**Input rows:**
____
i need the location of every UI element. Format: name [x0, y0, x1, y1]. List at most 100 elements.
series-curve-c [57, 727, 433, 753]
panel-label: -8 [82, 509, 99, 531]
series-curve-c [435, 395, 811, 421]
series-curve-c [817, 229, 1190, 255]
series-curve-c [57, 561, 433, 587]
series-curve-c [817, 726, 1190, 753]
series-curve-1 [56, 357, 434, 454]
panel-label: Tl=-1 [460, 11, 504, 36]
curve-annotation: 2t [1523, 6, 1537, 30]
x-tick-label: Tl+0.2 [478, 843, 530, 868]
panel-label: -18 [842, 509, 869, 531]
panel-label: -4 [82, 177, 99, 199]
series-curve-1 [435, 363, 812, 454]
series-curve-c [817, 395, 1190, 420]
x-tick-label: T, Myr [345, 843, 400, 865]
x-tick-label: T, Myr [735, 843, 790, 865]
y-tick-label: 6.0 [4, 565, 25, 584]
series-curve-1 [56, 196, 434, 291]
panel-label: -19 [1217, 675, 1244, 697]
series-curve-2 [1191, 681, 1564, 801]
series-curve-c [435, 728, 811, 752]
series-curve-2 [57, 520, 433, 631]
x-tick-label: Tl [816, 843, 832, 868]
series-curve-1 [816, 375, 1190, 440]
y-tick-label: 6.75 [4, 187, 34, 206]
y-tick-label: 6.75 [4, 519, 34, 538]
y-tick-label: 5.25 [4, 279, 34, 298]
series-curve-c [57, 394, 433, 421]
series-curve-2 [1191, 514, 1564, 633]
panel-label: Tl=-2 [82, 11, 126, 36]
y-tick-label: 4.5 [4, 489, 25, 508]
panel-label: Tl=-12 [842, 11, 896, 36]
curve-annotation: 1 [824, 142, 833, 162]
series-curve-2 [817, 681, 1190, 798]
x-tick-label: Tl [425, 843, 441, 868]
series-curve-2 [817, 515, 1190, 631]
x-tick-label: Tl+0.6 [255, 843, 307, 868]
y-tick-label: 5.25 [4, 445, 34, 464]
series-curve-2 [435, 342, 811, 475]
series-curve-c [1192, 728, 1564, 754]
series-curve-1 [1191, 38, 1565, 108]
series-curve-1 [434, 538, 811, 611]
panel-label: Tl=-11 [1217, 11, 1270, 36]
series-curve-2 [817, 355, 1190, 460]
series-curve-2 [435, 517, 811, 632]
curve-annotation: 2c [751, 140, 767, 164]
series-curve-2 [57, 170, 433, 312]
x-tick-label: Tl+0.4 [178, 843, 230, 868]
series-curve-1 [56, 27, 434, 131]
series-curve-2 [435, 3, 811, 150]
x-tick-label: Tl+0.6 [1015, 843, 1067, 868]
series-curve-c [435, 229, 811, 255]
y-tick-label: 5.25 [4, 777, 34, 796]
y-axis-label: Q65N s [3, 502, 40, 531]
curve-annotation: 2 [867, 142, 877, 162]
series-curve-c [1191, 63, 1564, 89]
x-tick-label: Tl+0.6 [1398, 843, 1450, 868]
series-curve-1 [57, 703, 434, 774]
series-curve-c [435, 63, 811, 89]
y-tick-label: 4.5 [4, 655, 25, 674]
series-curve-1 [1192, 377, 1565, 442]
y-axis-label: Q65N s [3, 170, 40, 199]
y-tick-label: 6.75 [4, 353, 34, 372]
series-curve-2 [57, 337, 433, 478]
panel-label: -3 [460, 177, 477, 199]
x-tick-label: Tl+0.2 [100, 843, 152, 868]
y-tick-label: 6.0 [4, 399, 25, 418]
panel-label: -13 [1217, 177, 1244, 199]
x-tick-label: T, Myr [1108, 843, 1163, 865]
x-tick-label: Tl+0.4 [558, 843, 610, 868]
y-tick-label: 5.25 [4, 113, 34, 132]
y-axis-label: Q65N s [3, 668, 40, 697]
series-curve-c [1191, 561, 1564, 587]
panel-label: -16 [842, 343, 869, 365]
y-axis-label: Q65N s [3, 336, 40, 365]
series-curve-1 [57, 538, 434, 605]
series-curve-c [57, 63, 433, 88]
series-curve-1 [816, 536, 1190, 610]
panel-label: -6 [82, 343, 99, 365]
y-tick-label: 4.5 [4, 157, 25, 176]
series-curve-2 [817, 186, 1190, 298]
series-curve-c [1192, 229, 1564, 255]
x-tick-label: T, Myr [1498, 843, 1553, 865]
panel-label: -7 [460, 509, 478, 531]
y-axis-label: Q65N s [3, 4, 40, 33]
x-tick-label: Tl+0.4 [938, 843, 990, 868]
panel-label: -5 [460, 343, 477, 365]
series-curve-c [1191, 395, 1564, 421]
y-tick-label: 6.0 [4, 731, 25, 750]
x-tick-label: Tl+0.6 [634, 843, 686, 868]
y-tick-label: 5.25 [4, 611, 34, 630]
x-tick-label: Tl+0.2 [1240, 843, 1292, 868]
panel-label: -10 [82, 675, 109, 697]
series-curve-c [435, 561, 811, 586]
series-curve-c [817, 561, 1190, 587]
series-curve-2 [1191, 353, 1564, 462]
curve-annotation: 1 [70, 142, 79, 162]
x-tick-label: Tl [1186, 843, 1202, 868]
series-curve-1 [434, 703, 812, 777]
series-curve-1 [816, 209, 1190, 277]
____
**What you have to do:** Rewrite all of the lines with each "series-curve-c" changed to "series-curve-0", keeping everything else the same.

**Correct output:**
i need the location of every UI element. Format: name [x0, y0, x1, y1]. List at most 100 elements.
series-curve-0 [57, 727, 433, 753]
panel-label: -8 [82, 509, 99, 531]
series-curve-0 [435, 395, 811, 421]
series-curve-0 [817, 229, 1190, 255]
series-curve-0 [57, 561, 433, 587]
series-curve-0 [817, 726, 1190, 753]
series-curve-1 [56, 357, 434, 454]
panel-label: Tl=-1 [460, 11, 504, 36]
curve-annotation: 2t [1523, 6, 1537, 30]
x-tick-label: Tl+0.2 [478, 843, 530, 868]
panel-label: -18 [842, 509, 869, 531]
panel-label: -4 [82, 177, 99, 199]
series-curve-1 [435, 363, 812, 454]
series-curve-0 [817, 395, 1190, 420]
x-tick-label: T, Myr [345, 843, 400, 865]
x-tick-label: T, Myr [735, 843, 790, 865]
y-tick-label: 6.0 [4, 565, 25, 584]
series-curve-1 [56, 196, 434, 291]
panel-label: -19 [1217, 675, 1244, 697]
series-curve-2 [1191, 681, 1564, 801]
series-curve-0 [435, 728, 811, 752]
series-curve-2 [57, 520, 433, 631]
x-tick-label: Tl [816, 843, 832, 868]
series-curve-1 [816, 375, 1190, 440]
y-tick-label: 6.75 [4, 187, 34, 206]
y-tick-label: 6.75 [4, 519, 34, 538]
y-tick-label: 5.25 [4, 279, 34, 298]
series-curve-0 [57, 394, 433, 421]
series-curve-2 [1191, 514, 1564, 633]
panel-label: Tl=-2 [82, 11, 126, 36]
y-tick-label: 4.5 [4, 489, 25, 508]
panel-label: Tl=-12 [842, 11, 896, 36]
curve-annotation: 1 [824, 142, 833, 162]
series-curve-2 [817, 681, 1190, 798]
x-tick-label: Tl [425, 843, 441, 868]
series-curve-2 [817, 515, 1190, 631]
x-tick-label: Tl+0.6 [255, 843, 307, 868]
y-tick-label: 5.25 [4, 445, 34, 464]
series-curve-2 [435, 342, 811, 475]
series-curve-0 [1192, 728, 1564, 754]
series-curve-1 [1191, 38, 1565, 108]
series-curve-1 [434, 538, 811, 611]
panel-label: Tl=-11 [1217, 11, 1270, 36]
series-curve-2 [817, 355, 1190, 460]
series-curve-2 [435, 517, 811, 632]
curve-annotation: 2c [751, 140, 767, 164]
series-curve-2 [57, 170, 433, 312]
x-tick-label: Tl+0.4 [178, 843, 230, 868]
series-curve-1 [56, 27, 434, 131]
series-curve-2 [435, 3, 811, 150]
x-tick-label: Tl+0.6 [1015, 843, 1067, 868]
series-curve-0 [435, 229, 811, 255]
y-tick-label: 5.25 [4, 777, 34, 796]
y-axis-label: Q65N s [3, 502, 40, 531]
curve-annotation: 2 [867, 142, 877, 162]
series-curve-0 [1191, 63, 1564, 89]
x-tick-label: Tl+0.6 [1398, 843, 1450, 868]
series-curve-1 [57, 703, 434, 774]
series-curve-0 [435, 63, 811, 89]
y-tick-label: 4.5 [4, 655, 25, 674]
series-curve-1 [1192, 377, 1565, 442]
y-axis-label: Q65N s [3, 170, 40, 199]
y-tick-label: 6.75 [4, 353, 34, 372]
series-curve-2 [57, 337, 433, 478]
panel-label: -3 [460, 177, 477, 199]
x-tick-label: Tl+0.2 [100, 843, 152, 868]
y-tick-label: 6.0 [4, 399, 25, 418]
panel-label: -13 [1217, 177, 1244, 199]
x-tick-label: T, Myr [1108, 843, 1163, 865]
x-tick-label: Tl+0.4 [558, 843, 610, 868]
y-tick-label: 5.25 [4, 113, 34, 132]
y-axis-label: Q65N s [3, 668, 40, 697]
series-curve-0 [1191, 561, 1564, 587]
panel-label: -16 [842, 343, 869, 365]
y-axis-label: Q65N s [3, 336, 40, 365]
series-curve-1 [57, 538, 434, 605]
series-curve-0 [57, 63, 433, 88]
series-curve-1 [816, 536, 1190, 610]
panel-label: -6 [82, 343, 99, 365]
y-tick-label: 4.5 [4, 157, 25, 176]
series-curve-2 [817, 186, 1190, 298]
series-curve-0 [1192, 229, 1564, 255]
x-tick-label: T, Myr [1498, 843, 1553, 865]
panel-label: -7 [460, 509, 478, 531]
y-axis-label: Q65N s [3, 4, 40, 33]
x-tick-label: Tl+0.4 [938, 843, 990, 868]
panel-label: -5 [460, 343, 477, 365]
series-curve-0 [1191, 395, 1564, 421]
y-tick-label: 6.0 [4, 731, 25, 750]
x-tick-label: Tl+0.6 [634, 843, 686, 868]
y-tick-label: 5.25 [4, 611, 34, 630]
x-tick-label: Tl+0.2 [1240, 843, 1292, 868]
panel-label: -10 [82, 675, 109, 697]
series-curve-0 [435, 561, 811, 586]
series-curve-0 [817, 561, 1190, 587]
series-curve-2 [1191, 353, 1564, 462]
curve-annotation: 1 [70, 142, 79, 162]
x-tick-label: Tl [1186, 843, 1202, 868]
series-curve-1 [434, 703, 812, 777]
series-curve-1 [816, 209, 1190, 277]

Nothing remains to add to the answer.